**Exercise requirements**: Copy down all of the data underneath, exactly as shown.

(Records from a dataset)
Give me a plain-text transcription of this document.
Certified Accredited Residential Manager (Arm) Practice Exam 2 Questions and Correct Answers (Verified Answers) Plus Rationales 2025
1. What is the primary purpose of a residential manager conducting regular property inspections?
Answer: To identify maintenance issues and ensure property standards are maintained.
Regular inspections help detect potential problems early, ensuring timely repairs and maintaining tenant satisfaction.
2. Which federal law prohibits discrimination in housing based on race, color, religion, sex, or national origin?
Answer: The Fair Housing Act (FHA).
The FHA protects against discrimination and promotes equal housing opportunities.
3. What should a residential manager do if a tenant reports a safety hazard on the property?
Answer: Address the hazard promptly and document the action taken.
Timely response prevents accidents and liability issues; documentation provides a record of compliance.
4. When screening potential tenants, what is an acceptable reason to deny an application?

**Solution to this problem**:
Give me a plain-text transcription of this document.
Certified Accredited Residential Manager (Arm) Practice Exam 2 Questions and Correct Answers (Verified Answers) Plus Rationales 2025
1. What is the primary purpose of a residential manager conducting regular property inspections?
Answer: To identify maintenance issues and ensure property standards are maintained.
Regular inspections help detect potential problems early, ensuring timely repairs and maintaining tenant satisfaction.
2. Which federal law prohibits discrimination in housing based on race, color, religion, sex, or national origin?
Answer: The Fair Housing Act (FHA).
The FHA protects against discrimination and promotes equal housing opportunities.
3. What should a residential manager do if a tenant reports a safety hazard on the property?
Answer: Address the hazard promptly and document the action taken.
Timely response prevents accidents and liability issues; documentation provides a record of compliance.
4. When screening potential tenants, what is an acceptable reason to deny an application?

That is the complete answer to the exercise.